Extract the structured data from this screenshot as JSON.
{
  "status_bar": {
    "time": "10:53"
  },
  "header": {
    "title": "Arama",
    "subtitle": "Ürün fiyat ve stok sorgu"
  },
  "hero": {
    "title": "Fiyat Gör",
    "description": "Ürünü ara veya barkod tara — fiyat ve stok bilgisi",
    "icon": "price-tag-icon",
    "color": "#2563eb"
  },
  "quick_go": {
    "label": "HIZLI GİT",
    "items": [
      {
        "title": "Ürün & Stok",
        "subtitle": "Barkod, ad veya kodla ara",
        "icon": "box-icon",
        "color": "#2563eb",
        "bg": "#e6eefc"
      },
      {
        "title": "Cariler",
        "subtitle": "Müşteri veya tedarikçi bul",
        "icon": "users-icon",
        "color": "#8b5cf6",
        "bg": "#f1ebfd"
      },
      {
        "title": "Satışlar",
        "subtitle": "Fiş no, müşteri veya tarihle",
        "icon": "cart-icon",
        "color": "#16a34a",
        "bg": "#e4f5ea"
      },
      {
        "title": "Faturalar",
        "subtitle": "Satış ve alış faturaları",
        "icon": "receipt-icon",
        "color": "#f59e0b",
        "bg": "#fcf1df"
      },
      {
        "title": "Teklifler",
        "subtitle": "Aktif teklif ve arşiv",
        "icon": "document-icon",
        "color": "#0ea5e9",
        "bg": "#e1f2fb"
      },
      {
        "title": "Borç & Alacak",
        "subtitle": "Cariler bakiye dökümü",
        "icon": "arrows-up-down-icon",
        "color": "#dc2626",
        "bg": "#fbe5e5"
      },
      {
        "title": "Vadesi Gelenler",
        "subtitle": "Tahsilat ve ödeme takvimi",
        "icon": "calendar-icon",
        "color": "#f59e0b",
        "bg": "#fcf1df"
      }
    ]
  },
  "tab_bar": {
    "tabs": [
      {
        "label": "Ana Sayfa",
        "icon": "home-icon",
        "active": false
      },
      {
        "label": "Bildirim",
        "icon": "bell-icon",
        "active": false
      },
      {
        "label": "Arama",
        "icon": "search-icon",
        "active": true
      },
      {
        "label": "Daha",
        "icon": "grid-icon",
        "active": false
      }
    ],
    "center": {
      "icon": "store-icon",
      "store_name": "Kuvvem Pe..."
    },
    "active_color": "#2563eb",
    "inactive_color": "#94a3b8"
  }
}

* * * * * * * * *

Repeat every line of the data, exactly and in full.

Extract the structured data from this screenshot as JSON.
{
  "status_bar": {
    "time": "10:53"
  },
  "header": {
    "title": "Arama",
    "subtitle": "Ürün fiyat ve stok sorgu"
  },
  "hero": {
    "title": "Fiyat Gör",
    "description": "Ürünü ara veya barkod tara — fiyat ve stok bilgisi",
    "icon": "price-tag-icon",
    "color": "#2563eb"
  },
  "quick_go": {
    "label": "HIZLI GİT",
    "items": [
      {
        "title": "Ürün & Stok",
        "subtitle": "Barkod, ad veya kodla ara",
        "icon": "box-icon",
        "color": "#2563eb",
        "bg": "#e6eefc"
      },
      {
        "title": "Cariler",
        "subtitle": "Müşteri veya tedarikçi bul",
        "icon": "users-icon",
        "color": "#8b5cf6",
        "bg": "#f1ebfd"
      },
      {
        "title": "Satışlar",
        "subtitle": "Fiş no, müşteri veya tarihle",
        "icon": "cart-icon",
        "color": "#16a34a",
        "bg": "#e4f5ea"
      },
      {
        "title": "Faturalar",
        "subtitle": "Satış ve alış faturaları",
        "icon": "receipt-icon",
        "color": "#f59e0b",
        "bg": "#fcf1df"
      },
      {
        "title": "Teklifler",
        "subtitle": "Aktif teklif ve arşiv",
        "icon": "document-icon",
        "color": "#0ea5e9",
        "bg": "#e1f2fb"
      },
      {
        "title": "Borç & Alacak",
        "subtitle": "Cariler bakiye dökümü",
        "icon": "arrows-up-down-icon",
        "color": "#dc2626",
        "bg": "#fbe5e5"
      },
      {
        "title": "Vadesi Gelenler",
        "subtitle": "Tahsilat ve ödeme takvimi",
        "icon": "calendar-icon",
        "color": "#f59e0b",
        "bg": "#fcf1df"
      }
    ]
  },
  "tab_bar": {
    "tabs": [
      {
        "label": "Ana Sayfa",
        "icon": "home-icon",
        "active": false
      },
      {
        "label": "Bildirim",
        "icon": "bell-icon",
        "active": false
      },
      {
        "label": "Arama",
        "icon": "search-icon",
        "active": true
      },
      {
        "label": "Daha",
        "icon": "grid-icon",
        "active": false
      }
    ],
    "center": {
      "icon": "store-icon",
      "store_name": "Kuvvem Pe..."
    },
    "active_color": "#2563eb",
    "inactive_color": "#94a3b8"
  }
}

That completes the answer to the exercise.